Direction: Copy every record below, exactly as written.

** start Material for this task **

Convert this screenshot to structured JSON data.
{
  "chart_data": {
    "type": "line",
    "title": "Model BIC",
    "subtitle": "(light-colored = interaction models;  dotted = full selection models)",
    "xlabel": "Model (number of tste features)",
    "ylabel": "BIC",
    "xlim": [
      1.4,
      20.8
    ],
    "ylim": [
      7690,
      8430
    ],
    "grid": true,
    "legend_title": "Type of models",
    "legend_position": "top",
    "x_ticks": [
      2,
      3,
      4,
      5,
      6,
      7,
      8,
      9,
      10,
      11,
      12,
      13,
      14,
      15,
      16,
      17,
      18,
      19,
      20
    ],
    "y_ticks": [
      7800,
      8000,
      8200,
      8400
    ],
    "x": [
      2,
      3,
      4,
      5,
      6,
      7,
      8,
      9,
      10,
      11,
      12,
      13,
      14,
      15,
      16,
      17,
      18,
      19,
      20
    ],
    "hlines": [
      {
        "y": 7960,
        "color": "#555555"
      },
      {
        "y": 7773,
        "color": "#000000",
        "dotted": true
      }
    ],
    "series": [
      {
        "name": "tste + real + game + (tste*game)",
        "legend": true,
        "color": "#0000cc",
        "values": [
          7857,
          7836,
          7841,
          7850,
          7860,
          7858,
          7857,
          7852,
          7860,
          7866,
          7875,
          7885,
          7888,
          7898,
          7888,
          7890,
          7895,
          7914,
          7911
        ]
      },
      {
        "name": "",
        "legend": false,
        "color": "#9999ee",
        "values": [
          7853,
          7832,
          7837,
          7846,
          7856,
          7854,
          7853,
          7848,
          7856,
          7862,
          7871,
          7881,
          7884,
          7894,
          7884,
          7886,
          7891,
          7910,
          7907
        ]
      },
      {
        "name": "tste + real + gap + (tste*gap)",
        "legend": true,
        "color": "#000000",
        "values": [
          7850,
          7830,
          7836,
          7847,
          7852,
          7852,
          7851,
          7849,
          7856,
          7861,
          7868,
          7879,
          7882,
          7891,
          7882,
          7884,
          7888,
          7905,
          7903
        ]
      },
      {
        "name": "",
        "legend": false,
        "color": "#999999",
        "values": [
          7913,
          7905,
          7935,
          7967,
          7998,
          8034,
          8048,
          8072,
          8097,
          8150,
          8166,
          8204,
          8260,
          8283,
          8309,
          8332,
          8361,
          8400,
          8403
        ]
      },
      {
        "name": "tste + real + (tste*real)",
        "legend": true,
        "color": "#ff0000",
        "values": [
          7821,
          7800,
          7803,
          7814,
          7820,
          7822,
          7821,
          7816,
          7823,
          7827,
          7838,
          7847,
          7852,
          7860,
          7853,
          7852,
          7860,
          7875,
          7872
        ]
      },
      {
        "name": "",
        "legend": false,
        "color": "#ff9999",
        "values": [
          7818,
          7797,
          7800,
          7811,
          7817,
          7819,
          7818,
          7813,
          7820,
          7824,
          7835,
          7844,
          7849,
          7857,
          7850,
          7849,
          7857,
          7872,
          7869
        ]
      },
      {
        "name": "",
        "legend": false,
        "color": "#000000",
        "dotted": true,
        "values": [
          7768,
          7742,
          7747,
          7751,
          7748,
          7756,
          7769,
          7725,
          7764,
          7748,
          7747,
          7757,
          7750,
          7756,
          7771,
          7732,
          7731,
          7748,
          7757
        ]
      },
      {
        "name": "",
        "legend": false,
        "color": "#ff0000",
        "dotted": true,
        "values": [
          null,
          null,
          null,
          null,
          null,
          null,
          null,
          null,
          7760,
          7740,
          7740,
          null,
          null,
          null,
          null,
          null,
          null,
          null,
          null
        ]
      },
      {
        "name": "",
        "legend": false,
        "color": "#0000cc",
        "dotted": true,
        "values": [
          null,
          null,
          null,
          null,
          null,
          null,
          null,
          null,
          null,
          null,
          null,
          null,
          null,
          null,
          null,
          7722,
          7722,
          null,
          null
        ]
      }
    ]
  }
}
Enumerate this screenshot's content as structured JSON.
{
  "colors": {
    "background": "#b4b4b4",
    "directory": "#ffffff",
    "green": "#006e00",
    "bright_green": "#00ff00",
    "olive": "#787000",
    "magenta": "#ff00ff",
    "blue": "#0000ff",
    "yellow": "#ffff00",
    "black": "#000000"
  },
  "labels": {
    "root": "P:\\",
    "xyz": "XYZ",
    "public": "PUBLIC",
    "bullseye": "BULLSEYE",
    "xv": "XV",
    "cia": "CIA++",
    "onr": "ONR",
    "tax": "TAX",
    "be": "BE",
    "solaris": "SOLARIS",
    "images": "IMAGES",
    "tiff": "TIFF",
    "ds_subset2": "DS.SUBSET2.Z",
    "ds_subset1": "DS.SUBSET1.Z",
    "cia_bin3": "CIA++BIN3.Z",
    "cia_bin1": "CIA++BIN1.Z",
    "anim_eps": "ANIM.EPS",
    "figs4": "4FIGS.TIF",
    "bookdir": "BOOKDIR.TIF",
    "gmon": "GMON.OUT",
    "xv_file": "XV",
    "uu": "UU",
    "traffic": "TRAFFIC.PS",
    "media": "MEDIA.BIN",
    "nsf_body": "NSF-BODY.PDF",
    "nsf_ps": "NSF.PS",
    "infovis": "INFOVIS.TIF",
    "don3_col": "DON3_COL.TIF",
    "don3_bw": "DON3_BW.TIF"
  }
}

** end Material for this task **

Answer in full:
Convert this screenshot to structured JSON data.
{
  "chart_data": {
    "type": "line",
    "title": "Model BIC",
    "subtitle": "(light-colored = interaction models;  dotted = full selection models)",
    "xlabel": "Model (number of tste features)",
    "ylabel": "BIC",
    "xlim": [
      1.4,
      20.8
    ],
    "ylim": [
      7690,
      8430
    ],
    "grid": true,
    "legend_title": "Type of models",
    "legend_position": "top",
    "x_ticks": [
      2,
      3,
      4,
      5,
      6,
      7,
      8,
      9,
      10,
      11,
      12,
      13,
      14,
      15,
      16,
      17,
      18,
      19,
      20
    ],
    "y_ticks": [
      7800,
      8000,
      8200,
      8400
    ],
    "x": [
      2,
      3,
      4,
      5,
      6,
      7,
      8,
      9,
      10,
      11,
      12,
      13,
      14,
      15,
      16,
      17,
      18,
      19,
      20
    ],
    "hlines": [
      {
        "y": 7960,
        "color": "#555555"
      },
      {
        "y": 7773,
        "color": "#000000",
        "dotted": true
      }
    ],
    "series": [
      {
        "name": "tste + real + game + (tste*game)",
        "legend": true,
        "color": "#0000cc",
        "values": [
          7857,
          7836,
          7841,
          7850,
          7860,
          7858,
          7857,
          7852,
          7860,
          7866,
          7875,
          7885,
          7888,
          7898,
          7888,
          7890,
          7895,
          7914,
          7911
        ]
      },
      {
        "name": "",
        "legend": false,
        "color": "#9999ee",
        "values": [
          7853,
          7832,
          7837,
          7846,
          7856,
          7854,
          7853,
          7848,
          7856,
          7862,
          7871,
          7881,
          7884,
          7894,
          7884,
          7886,
          7891,
          7910,
          7907
        ]
      },
      {
        "name": "tste + real + gap + (tste*gap)",
        "legend": true,
        "color": "#000000",
        "values": [
          7850,
          7830,
          7836,
          7847,
          7852,
          7852,
          7851,
          7849,
          7856,
          7861,
          7868,
          7879,
          7882,
          7891,
          7882,
          7884,
          7888,
          7905,
          7903
        ]
      },
      {
        "name": "",
        "legend": false,
        "color": "#999999",
        "values": [
          7913,
          7905,
          7935,
          7967,
          7998,
          8034,
          8048,
          8072,
          8097,
          8150,
          8166,
          8204,
          8260,
          8283,
          8309,
          8332,
          8361,
          8400,
          8403
        ]
      },
      {
        "name": "tste + real + (tste*real)",
        "legend": true,
        "color": "#ff0000",
        "values": [
          7821,
          7800,
          7803,
          7814,
          7820,
          7822,
          7821,
          7816,
          7823,
          7827,
          7838,
          7847,
          7852,
          7860,
          7853,
          7852,
          7860,
          7875,
          7872
        ]
      },
      {
        "name": "",
        "legend": false,
        "color": "#ff9999",
        "values": [
          7818,
          7797,
          7800,
          7811,
          7817,
          7819,
          7818,
          7813,
          7820,
          7824,
          7835,
          7844,
          7849,
          7857,
          7850,
          7849,
          7857,
          7872,
          7869
        ]
      },
      {
        "name": "",
        "legend": false,
        "color": "#000000",
        "dotted": true,
        "values": [
          7768,
          7742,
          7747,
          7751,
          7748,
          7756,
          7769,
          7725,
          7764,
          7748,
          7747,
          7757,
          7750,
          7756,
          7771,
          7732,
          7731,
          7748,
          7757
        ]
      },
      {
        "name": "",
        "legend": false,
        "color": "#ff0000",
        "dotted": true,
        "values": [
          null,
          null,
          null,
          null,
          null,
          null,
          null,
          null,
          7760,
          7740,
          7740,
          null,
          null,
          null,
          null,
          null,
          null,
          null,
          null
        ]
      },
      {
        "name": "",
        "legend": false,
        "color": "#0000cc",
        "dotted": true,
        "values": [
          null,
          null,
          null,
          null,
          null,
          null,
          null,
          null,
          null,
          null,
          null,
          null,
          null,
          null,
          null,
          7722,
          7722,
          null,
          null
        ]
      }
    ]
  }
}
Enumerate this screenshot's content as structured JSON.
{
  "colors": {
    "background": "#b4b4b4",
    "directory": "#ffffff",
    "green": "#006e00",
    "bright_green": "#00ff00",
    "olive": "#787000",
    "magenta": "#ff00ff",
    "blue": "#0000ff",
    "yellow": "#ffff00",
    "black": "#000000"
  },
  "labels": {
    "root": "P:\\",
    "xyz": "XYZ",
    "public": "PUBLIC",
    "bullseye": "BULLSEYE",
    "xv": "XV",
    "cia": "CIA++",
    "onr": "ONR",
    "tax": "TAX",
    "be": "BE",
    "solaris": "SOLARIS",
    "images": "IMAGES",
    "tiff": "TIFF",
    "ds_subset2": "DS.SUBSET2.Z",
    "ds_subset1": "DS.SUBSET1.Z",
    "cia_bin3": "CIA++BIN3.Z",
    "cia_bin1": "CIA++BIN1.Z",
    "anim_eps": "ANIM.EPS",
    "figs4": "4FIGS.TIF",
    "bookdir": "BOOKDIR.TIF",
    "gmon": "GMON.OUT",
    "xv_file": "XV",
    "uu": "UU",
    "traffic": "TRAFFIC.PS",
    "media": "MEDIA.BIN",
    "nsf_body": "NSF-BODY.PDF",
    "nsf_ps": "NSF.PS",
    "infovis": "INFOVIS.TIF",
    "don3_col": "DON3_COL.TIF",
    "don3_bw": "DON3_BW.TIF"
  }
}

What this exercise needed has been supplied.